• Records from a data source:
§

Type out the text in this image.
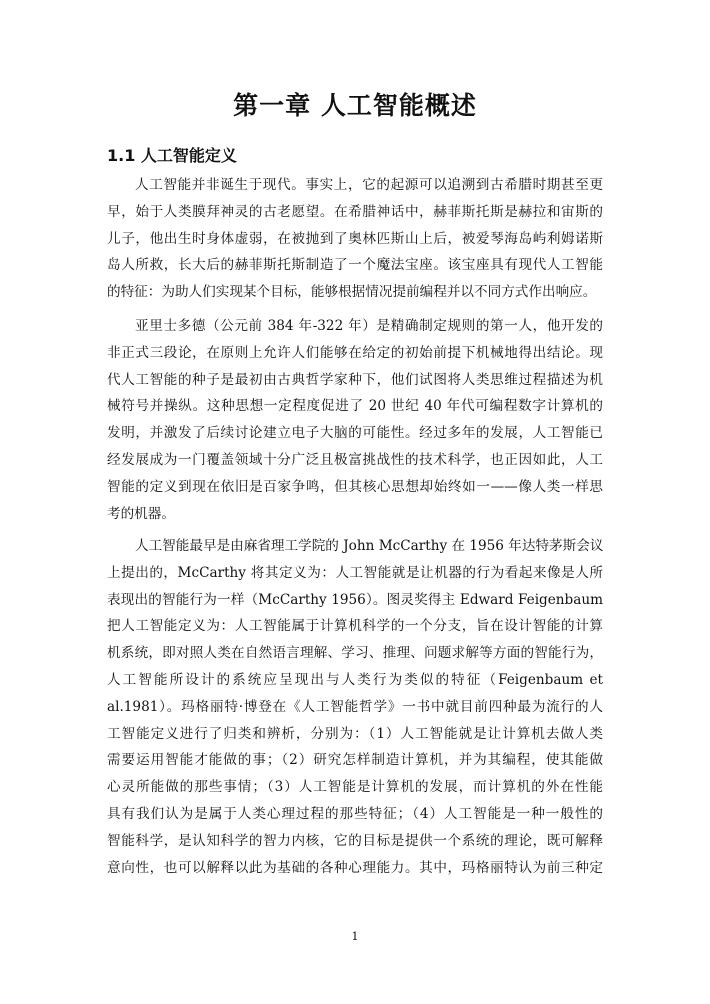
第一章 人工智能概述
1.1 人工智能定义
人工智能并非诞生于现代。事实上，它的起源可以追溯到古希腊时期甚至更
早，始于人类膜拜神灵的古老愿望。在希腊神话中，赫菲斯托斯是赫拉和宙斯的
儿子，他出生时身体虚弱，在被抛到了奥林匹斯山上后，被爱琴海岛屿利姆诺斯
岛人所救，长大后的赫菲斯托斯制造了一个魔法宝座。该宝座具有现代人工智能
的特征：为助人们实现某个目标，能够根据情况提前编程并以不同方式作出响应。
亚里士多德（公元前 384 年-322 年）是精确制定规则的第一人，他开发的
非正式三段论，在原则上允许人们能够在给定的初始前提下机械地得出结论。现
代人工智能的种子是最初由古典哲学家种下，他们试图将人类思维过程描述为机
械符号并操纵。这种思想一定程度促进了 20 世纪 40 年代可编程数字计算机的
发明，并激发了后续讨论建立电子大脑的可能性。经过多年的发展，人工智能已
经发展成为一门覆盖领域十分广泛且极富挑战性的技术科学，也正因如此，人工
智能的定义到现在依旧是百家争鸣，但其核心思想却始终如一——像人类一样思
考的机器。
人工智能最早是由麻省理工学院的 John McCarthy 在 1956 年达特茅斯会议
上提出的，McCarthy 将其定义为：人工智能就是让机器的行为看起来像是人所
表现出的智能行为一样（McCarthy 1956）。图灵奖得主 Edward Feigenbaum
把人工智能定义为：人工智能属于计算机科学的一个分支，旨在设计智能的计算
机系统，即对照人类在自然语言理解、学习、推理、问题求解等方面的智能行为，
人工智能所设计的系统应呈现出与人类行为类似的特征（Feigenbaum et
al.1981）。玛格丽特·博登在《人工智能哲学》一书中就目前四种最为流行的人
工智能定义进行了归类和辨析，分别为：（1）人工智能就是让计算机去做人类
需要运用智能才能做的事；（2）研究怎样制造计算机，并为其编程，使其能做
心灵所能做的那些事情；（3）人工智能是计算机的发展，而计算机的外在性能
具有我们认为是属于人类心理过程的那些特征；（4）人工智能是一种一般性的
智能科学，是认知科学的智力内核，它的目标是提供一个系统的理论，既可解释
意向性，也可以解释以此为基础的各种心理能力。其中，玛格丽特认为前三种定
1
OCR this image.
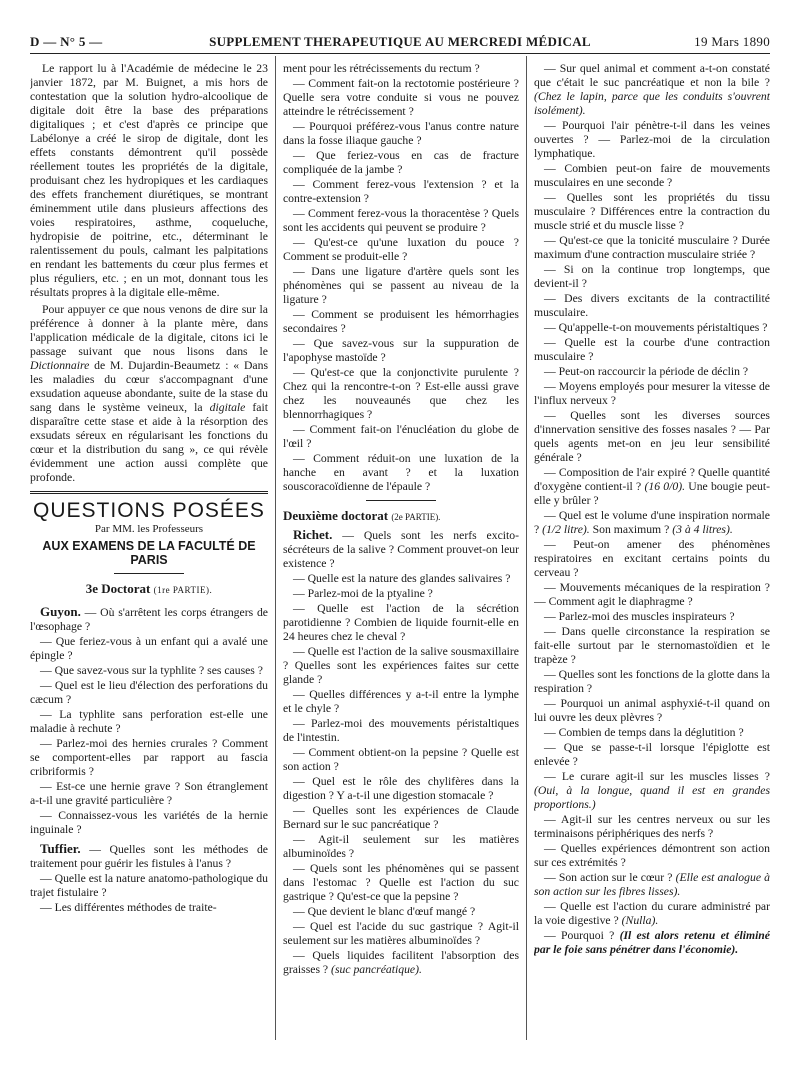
D — N° 5 —	SUPPLEMENT THERAPEUTIQUE AU MERCREDI MÉDICAL	19 Mars 1890

Le rapport lu à l'Académie de médecine le 23 janvier 1872, par M. Buignet, a mis hors de contestation que la solution hydro-alcoolique de digitale doit être la base des préparations digitaliques ; et c'est d'après ce principe que Labélonye a créé le sirop de digitale, dont les effets constants démontrent qu'il possède réellement toutes les propriétés de la digitale, produisant chez les hydropiques et les cardiaques des effets franchement diurétiques, se montrant éminemment utile dans plusieurs affections des voies respiratoires, asthme, coqueluche, hydropisie de poitrine, etc., déterminant le ralentissement du pouls, calmant les palpitations en rendant les battements du cœur plus fermes et plus réguliers, etc. ; en un mot, donnant tous les résultats propres à la digitale elle-même.

Pour appuyer ce que nous venons de dire sur la préférence à donner à la plante mère, dans l'application médicale de la digitale, citons ici le passage suivant que nous lisons dans le Dictionnaire de M. Dujardin-Beaumetz : « Dans les maladies du cœur s'accompagnant d'une exsudation aqueuse abondante, suite de la stase du sang dans le système veineux, la digitale fait disparaître cette stase et aide à la résorption des exsudats séreux en régularisant les fonctions du cœur et la distribution du sang », ce qui révèle évidemment une action aussi complète que profonde.

QUESTIONS POSÉES
Par MM. les Professeurs
AUX EXAMENS DE LA FACULTÉ DE PARIS
3e Doctorat (1re PARTIE).

Guyon. — Où s'arrêtent les corps étrangers de l'œsophage ?

— Que feriez-vous à un enfant qui a avalé une épingle ?

— Que savez-vous sur la typhlite ? ses causes ?

— Quel est le lieu d'élection des perforations du cæcum ?

— La typhlite sans perforation est-elle une maladie à rechute ?

— Parlez-moi des hernies crurales ? Comment se comportent-elles par rapport au fascia cribriformis ?

— Est-ce une hernie grave ? Son étranglement a-t-il une gravité particulière ?

— Connaissez-vous les variétés de la hernie inguinale ?

Tuffier. — Quelles sont les méthodes de traitement pour guérir les fistules à l'anus ?

— Quelle est la nature anatomo-pathologique du trajet fistulaire ?

— Les différentes méthodes de traite-

ment pour les rétrécissements du rectum ?

— Comment fait-on la rectotomie postérieure ? Quelle sera votre conduite si vous ne pouvez atteindre le rétrécissement ?

— Pourquoi préférez-vous l'anus contre nature dans la fosse iliaque gauche ?

— Que feriez-vous en cas de fracture compliquée de la jambe ?

— Comment ferez-vous l'extension ? et la contre-extension ?

— Comment ferez-vous la thoracentèse ? Quels sont les accidents qui peuvent se produire ?

— Qu'est-ce qu'une luxation du pouce ? Comment se produit-elle ?

— Dans une ligature d'artère quels sont les phénomènes qui se passent au niveau de la ligature ?

— Comment se produisent les hémorrhagies secondaires ?

— Que savez-vous sur la suppuration de l'apophyse mastoïde ?

— Qu'est-ce que la conjonctivite purulente ? Chez qui la rencontre-t-on ? Est-elle aussi grave chez les nouveaunés que chez les blennorrhagiques ?

— Comment fait-on l'énucléation du globe de l'œil ?

— Comment réduit-on une luxation de la hanche en avant ? et la luxation souscoracoïdienne de l'épaule ?

Deuxième doctorat (2e PARTIE).

Richet. — Quels sont les nerfs excito-sécréteurs de la salive ? Comment prouvet-on leur existence ?

— Quelle est la nature des glandes salivaires ?

— Parlez-moi de la ptyaline ?

— Quelle est l'action de la sécrétion parotidienne ? Combien de liquide fournit-elle en 24 heures chez le cheval ?

— Quelle est l'action de la salive sousmaxillaire ? Quelles sont les expériences faites sur cette glande ?

— Quelles différences y a-t-il entre la lymphe et le chyle ?

— Parlez-moi des mouvements péristaltiques de l'intestin.

— Comment obtient-on la pepsine ? Quelle est son action ?

— Quel est le rôle des chylifères dans la digestion ? Y a-t-il une digestion stomacale ?

— Quelles sont les expériences de Claude Bernard sur le suc pancréatique ?

— Agit-il seulement sur les matières albuminoïdes ?

— Quels sont les phénomènes qui se passent dans l'estomac ? Quelle est l'action du suc gastrique ? Qu'est-ce que la pepsine ?

— Que devient le blanc d'œuf mangé ?

— Quel est l'acide du suc gastrique ? Agit-il seulement sur les matières albuminoïdes ?

— Quels liquides facilitent l'absorption des graisses ? (suc pancréatique).

— Sur quel animal et comment a-t-on constaté que c'était le suc pancréatique et non la bile ? (Chez le lapin, parce que les conduits s'ouvrent isolément).

— Pourquoi l'air pénètre-t-il dans les veines ouvertes ? — Parlez-moi de la circulation lymphatique.

— Combien peut-on faire de mouvements musculaires en une seconde ?

— Quelles sont les propriétés du tissu musculaire ? Différences entre la contraction du muscle strié et du muscle lisse ?

— Qu'est-ce que la tonicité musculaire ? Durée maximum d'une contraction musculaire striée ?

— Si on la continue trop longtemps, que devient-il ?

— Des divers excitants de la contractilité musculaire.

— Qu'appelle-t-on mouvements péristaltiques ?

— Quelle est la courbe d'une contraction musculaire ?

— Peut-on raccourcir la période de déclin ?

— Moyens employés pour mesurer la vitesse de l'influx nerveux ?

— Quelles sont les diverses sources d'innervation sensitive des fosses nasales ? — Par quels agents met-on en jeu leur sensibilité générale ?

— Composition de l'air expiré ? Quelle quantité d'oxygène contient-il ? (16 0/0). Une bougie peut-elle y brûler ?

— Quel est le volume d'une inspiration normale ? (1/2 litre). Son maximum ? (3 à 4 litres).

— Peut-on amener des phénomènes respiratoires en excitant certains points du cerveau ?

— Mouvements mécaniques de la respiration ? — Comment agit le diaphragme ?

— Parlez-moi des muscles inspirateurs ?

— Dans quelle circonstance la respiration se fait-elle surtout par le sternomastoïdien et le trapèze ?

— Quelles sont les fonctions de la glotte dans la respiration ?

— Pourquoi un animal asphyxié-t-il quand on lui ouvre les deux plèvres ?

— Combien de temps dans la déglutition ?

— Que se passe-t-il lorsque l'épiglotte est enlevée ?

— Le curare agit-il sur les muscles lisses ? (Oui, à la longue, quand il est en grandes proportions.)

— Agit-il sur les centres nerveux ou sur les terminaisons périphériques des nerfs ?

— Quelles expériences démontrent son action sur ces extrémités ?

— Son action sur le cœur ? (Elle est analogue à son action sur les fibres lisses).

— Quelle est l'action du curare administré par la voie digestive ? (Nulla).

— Pourquoi ? (Il est alors retenu et éliminé par le foie sans pénétrer dans l'économie).
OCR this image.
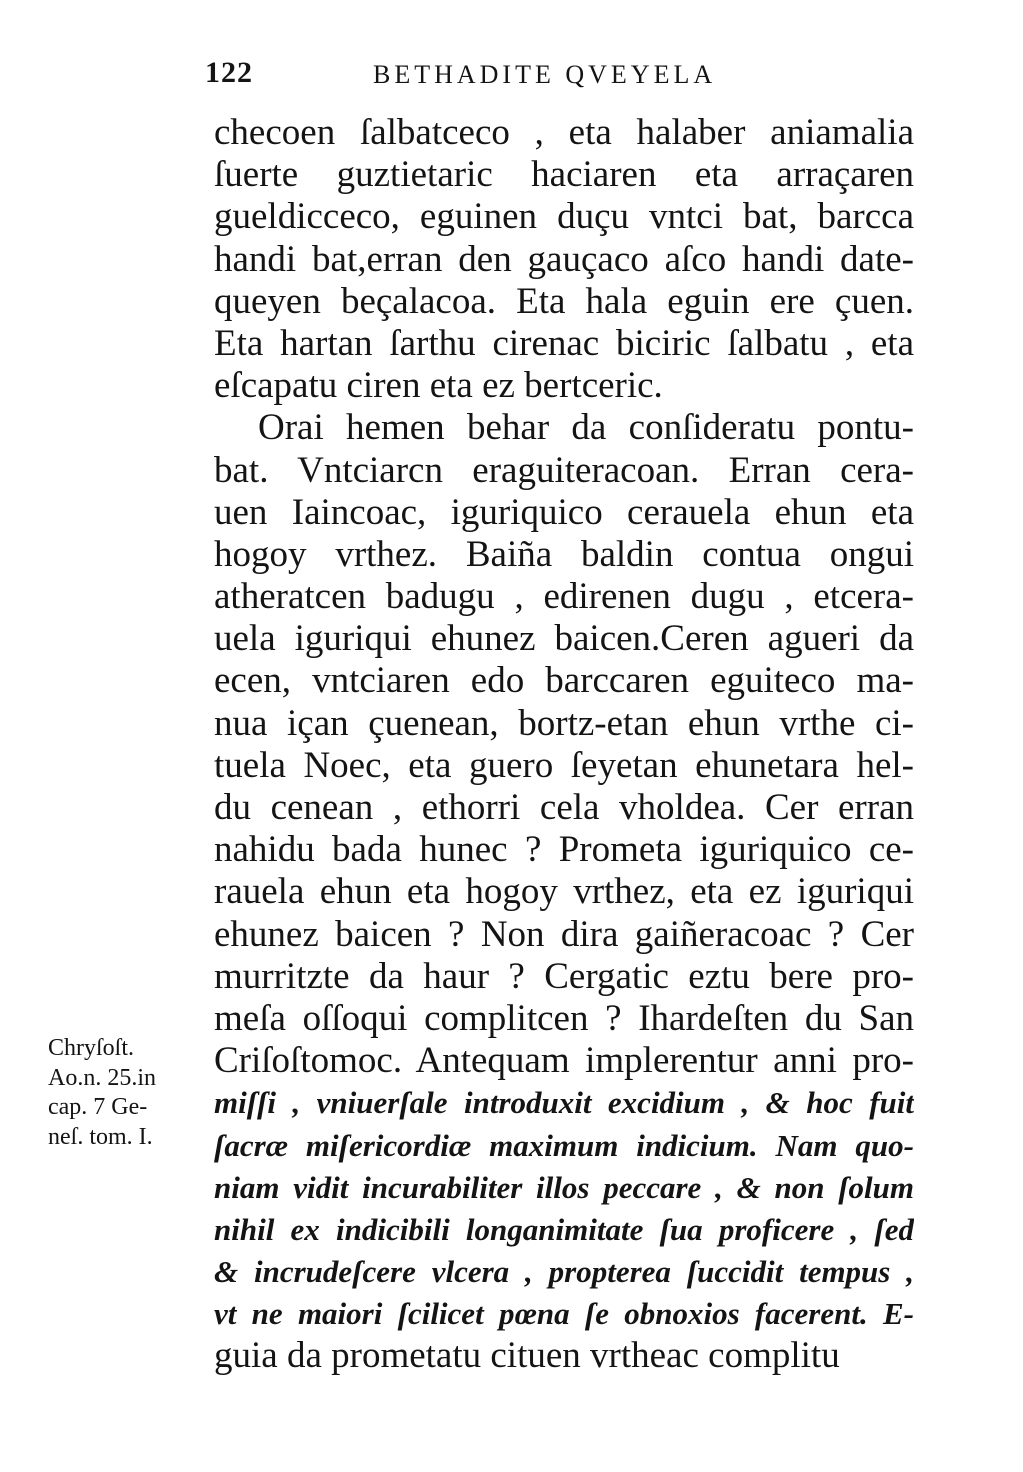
122	BETHADITE QVEYELA
checoen ſalbatceco , eta halaber aniamalia
ſuerte guztietaric haciaren eta arraçaren
gueldicceco, eguinen duçu vntci bat, barcca
handi bat,erran den gauçaco aſco handi date-
queyen beçalacoa. Eta hala eguin ere çuen.
Eta hartan ſarthu cirenac biciric ſalbatu , eta
eſcapatu ciren eta ez bertceric.
Orai hemen behar da conſideratu pontu-
bat. Vntciarcn eraguiteracoan. Erran cera-
uen Iaincoac, iguriquico cerauela ehun eta
hogoy vrthez. Baiña baldin contua ongui
atheratcen badugu , edirenen dugu , etcera-
uela iguriqui ehunez baicen.Ceren agueri da
ecen, vntciaren edo barccaren eguiteco ma-
nua içan çuenean, bortz-etan ehun vrthe ci-
tuela Noec, eta guero ſeyetan ehunetara hel-
du cenean , ethorri cela vholdea. Cer erran
nahidu bada hunec ? Prometa iguriquico ce-
rauela ehun eta hogoy vrthez, eta ez iguriqui
ehunez baicen ? Non dira gaiñeracoac ? Cer
murritzte da haur ? Cergatic eztu bere pro-
meſa oſſoqui complitcen ? Ihardeſten du San
Criſoſtomoc. Antequam implerentur anni pro-
miſſi , vniuerſale introduxit excidium , & hoc fuit
ſacræ miſericordiæ maximum indicium. Nam quo-
niam vidit incurabiliter illos peccare , & non ſolum
nihil ex indicibili longanimitate ſua proficere , ſed
& incrudeſcere vlcera , propterea ſuccidit tempus ,
vt ne maiori ſcilicet pœna ſe obnoxios facerent. E-
guia da prometatu cituen vrtheac complitu
Chryſoſt.
Ao.n. 25.in
cap. 7 Ge-
neſ. tom. I.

§

• Exercise task: Check each line of the entries above for the word "curare". List the ones that have it.

• Result:
— Le curare agit-il sur les muscles lisses ? (Oui, à la longue, quand il est en grandes proportions.)
— Quelle est l'action du curare administré par la voie digestive ? (Nulla).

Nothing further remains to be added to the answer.